## TASK BRIEF
Tell how many lines in these records contain the string "Ключевой", with only the number as the reply.
——
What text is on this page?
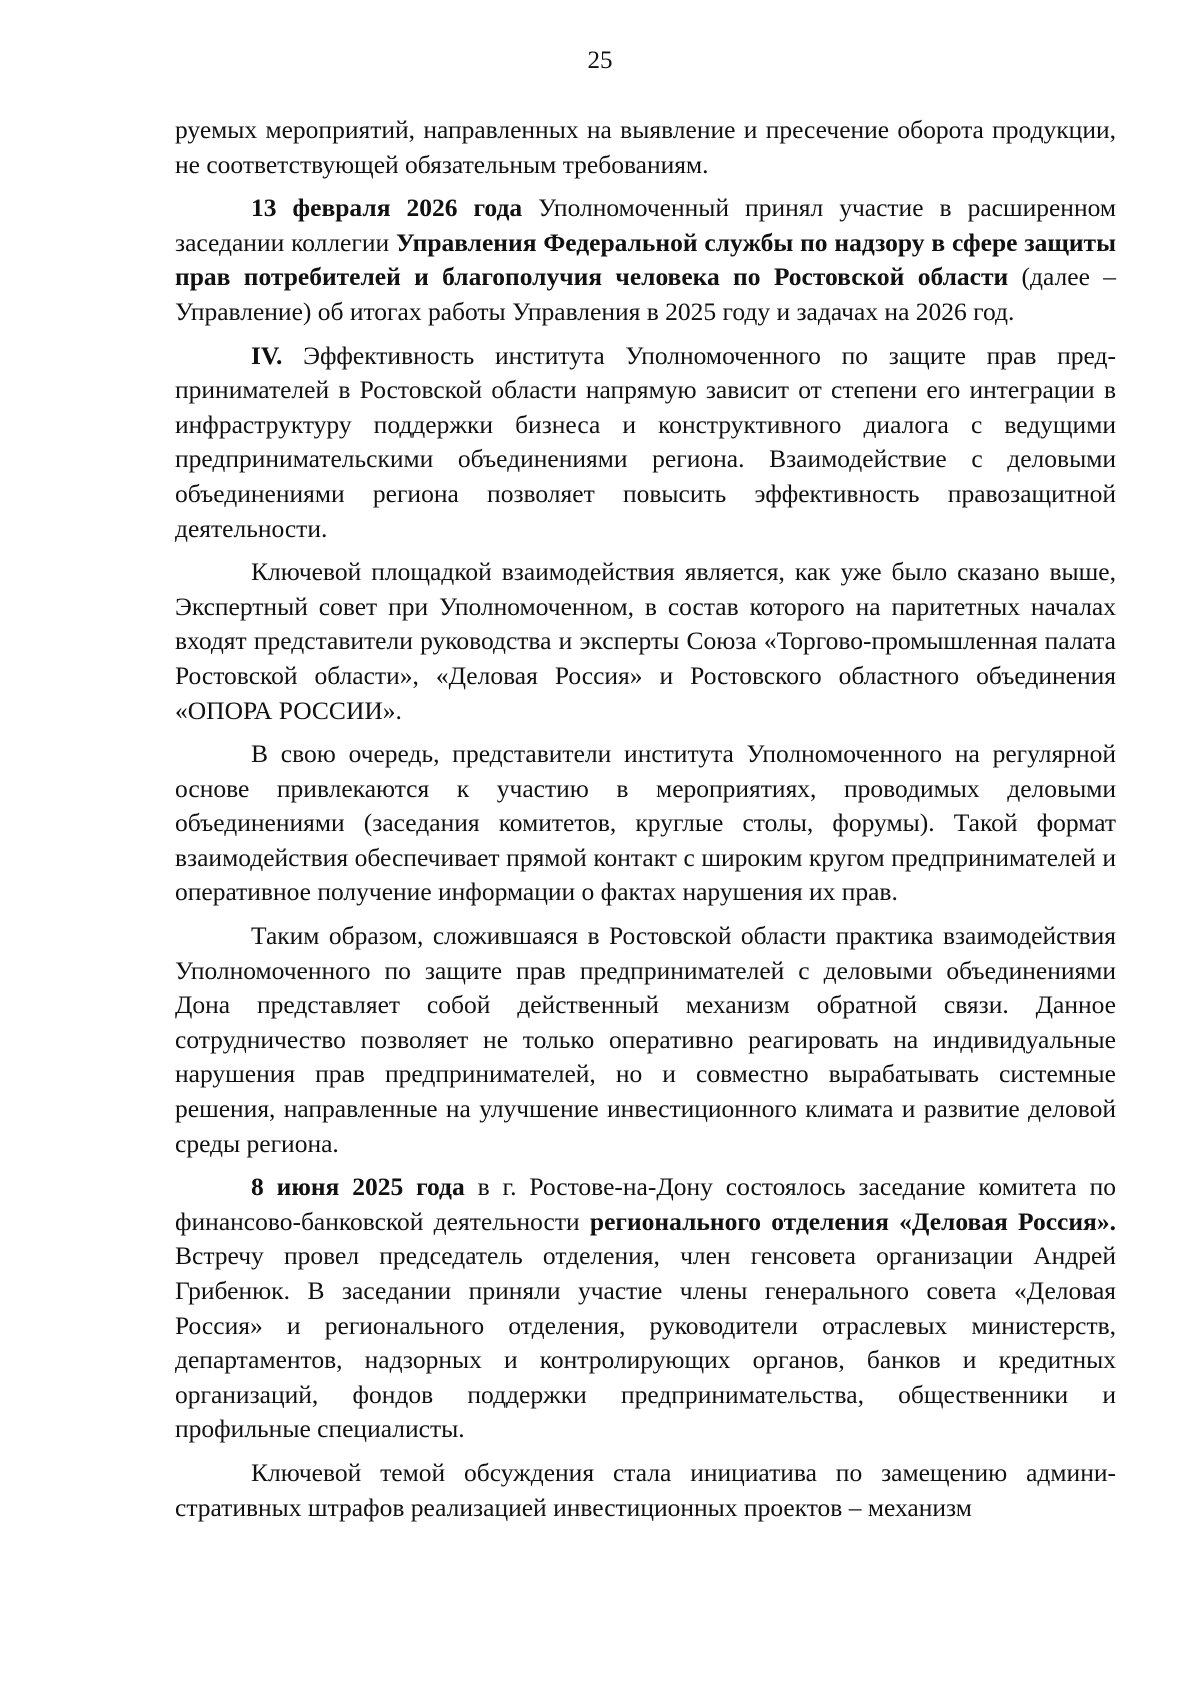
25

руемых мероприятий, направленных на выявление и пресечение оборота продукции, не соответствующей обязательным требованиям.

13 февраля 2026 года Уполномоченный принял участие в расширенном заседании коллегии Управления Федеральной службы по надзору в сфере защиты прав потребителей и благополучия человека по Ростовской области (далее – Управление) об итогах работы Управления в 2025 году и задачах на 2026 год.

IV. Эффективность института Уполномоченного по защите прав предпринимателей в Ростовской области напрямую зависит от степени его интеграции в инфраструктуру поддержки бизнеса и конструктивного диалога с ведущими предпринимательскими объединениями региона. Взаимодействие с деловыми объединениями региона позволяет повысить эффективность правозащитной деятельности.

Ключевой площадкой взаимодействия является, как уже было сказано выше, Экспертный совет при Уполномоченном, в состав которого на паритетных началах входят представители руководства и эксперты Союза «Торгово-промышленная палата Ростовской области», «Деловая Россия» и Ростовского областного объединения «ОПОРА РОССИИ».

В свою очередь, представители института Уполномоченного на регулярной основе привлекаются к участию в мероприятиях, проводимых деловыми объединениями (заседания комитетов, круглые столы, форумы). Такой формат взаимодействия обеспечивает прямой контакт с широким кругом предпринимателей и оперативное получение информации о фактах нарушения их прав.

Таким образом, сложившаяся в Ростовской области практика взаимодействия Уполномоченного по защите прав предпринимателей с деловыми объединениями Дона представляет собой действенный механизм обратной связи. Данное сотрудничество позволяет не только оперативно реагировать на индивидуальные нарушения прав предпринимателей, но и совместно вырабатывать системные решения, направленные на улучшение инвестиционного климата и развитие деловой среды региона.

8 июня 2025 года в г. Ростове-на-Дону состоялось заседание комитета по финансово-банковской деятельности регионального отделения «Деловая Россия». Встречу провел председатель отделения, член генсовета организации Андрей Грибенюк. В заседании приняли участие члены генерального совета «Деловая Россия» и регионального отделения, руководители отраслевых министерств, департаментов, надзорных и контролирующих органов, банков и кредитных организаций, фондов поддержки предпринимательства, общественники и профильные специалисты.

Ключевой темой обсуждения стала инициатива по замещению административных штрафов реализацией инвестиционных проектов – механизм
——
## SOLVED PROBLEM
2